● WHAT YOU WILL DO
Would you pull out every line of the material that contains the string "Application"?
# DATASET EXCERPTS start
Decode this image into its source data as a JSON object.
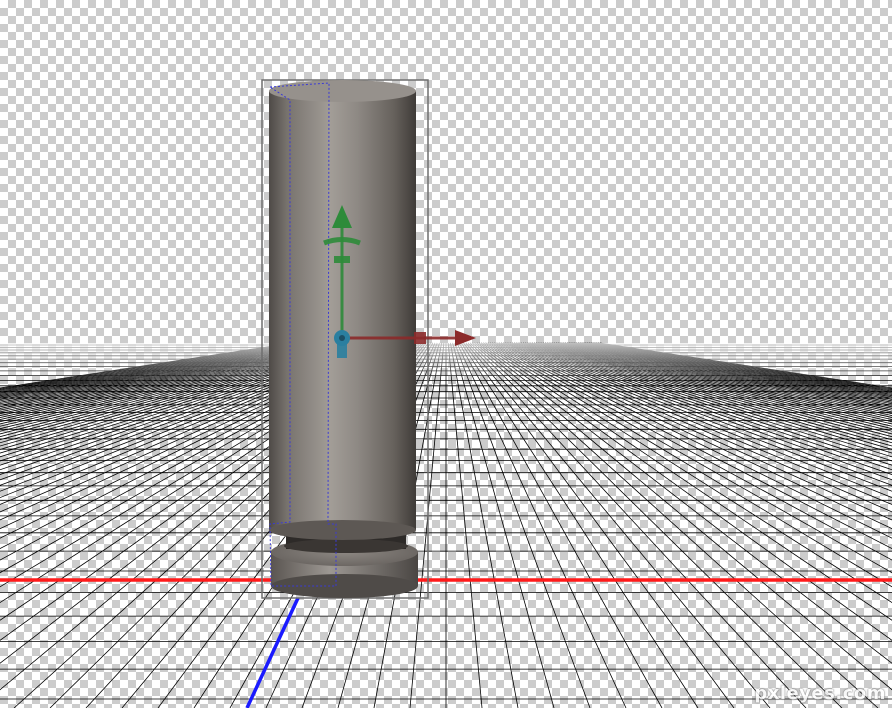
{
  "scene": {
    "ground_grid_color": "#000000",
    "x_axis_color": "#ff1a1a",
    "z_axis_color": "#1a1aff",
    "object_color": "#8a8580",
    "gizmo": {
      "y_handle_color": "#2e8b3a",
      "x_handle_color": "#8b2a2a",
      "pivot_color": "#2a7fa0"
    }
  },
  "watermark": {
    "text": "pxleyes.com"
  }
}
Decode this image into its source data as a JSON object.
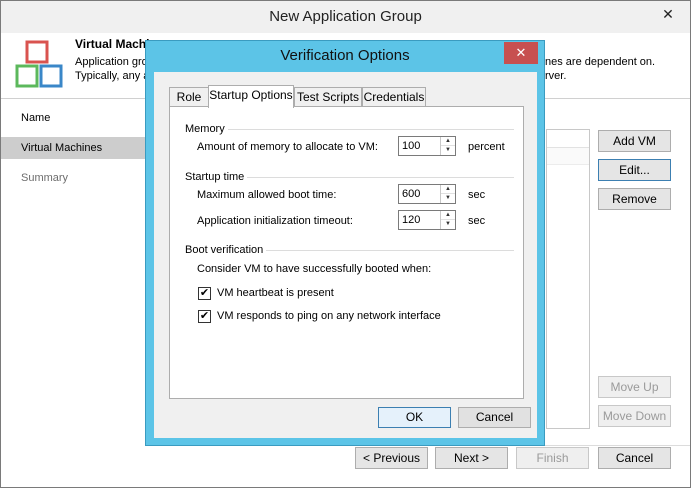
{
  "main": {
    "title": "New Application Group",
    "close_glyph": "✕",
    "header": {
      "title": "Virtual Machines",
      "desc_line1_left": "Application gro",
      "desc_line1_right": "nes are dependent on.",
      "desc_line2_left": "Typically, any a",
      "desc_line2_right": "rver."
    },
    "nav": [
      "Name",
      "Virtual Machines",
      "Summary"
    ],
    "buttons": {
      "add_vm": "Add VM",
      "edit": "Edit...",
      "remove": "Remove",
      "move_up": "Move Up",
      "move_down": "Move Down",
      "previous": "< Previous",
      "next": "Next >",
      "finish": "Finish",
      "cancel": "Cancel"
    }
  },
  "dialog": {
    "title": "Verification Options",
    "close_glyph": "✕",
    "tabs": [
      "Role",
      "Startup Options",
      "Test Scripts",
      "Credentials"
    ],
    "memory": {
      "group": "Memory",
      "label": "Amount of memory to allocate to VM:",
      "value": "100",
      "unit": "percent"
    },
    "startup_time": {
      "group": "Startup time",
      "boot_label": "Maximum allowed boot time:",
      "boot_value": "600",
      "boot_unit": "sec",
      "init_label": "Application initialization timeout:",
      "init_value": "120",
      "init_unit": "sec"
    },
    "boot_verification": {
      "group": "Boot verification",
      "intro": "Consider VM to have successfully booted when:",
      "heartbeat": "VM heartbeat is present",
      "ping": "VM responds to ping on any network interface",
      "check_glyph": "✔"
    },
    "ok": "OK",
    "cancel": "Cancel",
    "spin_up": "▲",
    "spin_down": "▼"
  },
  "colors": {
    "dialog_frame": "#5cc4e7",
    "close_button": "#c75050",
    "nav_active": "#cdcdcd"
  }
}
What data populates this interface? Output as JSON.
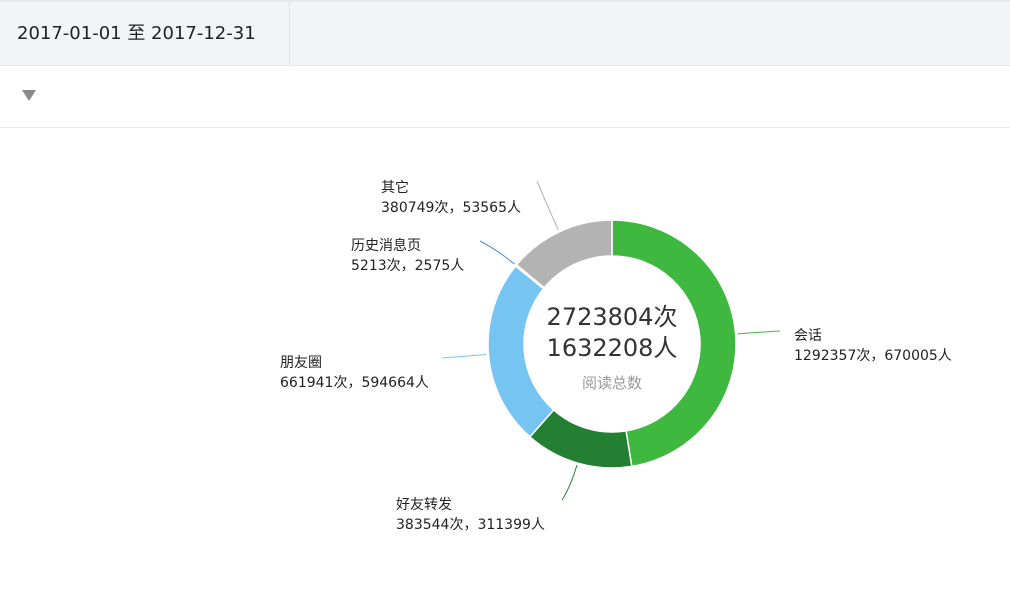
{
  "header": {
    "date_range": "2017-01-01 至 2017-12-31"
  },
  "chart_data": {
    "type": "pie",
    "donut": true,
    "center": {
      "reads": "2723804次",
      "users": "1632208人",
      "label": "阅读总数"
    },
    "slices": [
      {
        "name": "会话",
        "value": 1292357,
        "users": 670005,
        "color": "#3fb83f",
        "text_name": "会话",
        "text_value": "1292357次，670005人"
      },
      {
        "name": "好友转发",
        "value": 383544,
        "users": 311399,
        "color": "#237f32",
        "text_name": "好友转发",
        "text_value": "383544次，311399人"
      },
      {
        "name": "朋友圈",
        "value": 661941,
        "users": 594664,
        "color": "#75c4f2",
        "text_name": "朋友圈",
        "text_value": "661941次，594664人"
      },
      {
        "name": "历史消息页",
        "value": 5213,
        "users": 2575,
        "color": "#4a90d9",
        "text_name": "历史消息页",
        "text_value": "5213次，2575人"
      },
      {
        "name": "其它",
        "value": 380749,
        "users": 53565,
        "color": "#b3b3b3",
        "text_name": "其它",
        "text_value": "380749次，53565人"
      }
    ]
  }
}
# DATASET EXCERPTS end
● RESULT
    "title": "New Application Group",
      "desc_line1_left": "Application gro",
      "init_label": "Application initialization timeout:",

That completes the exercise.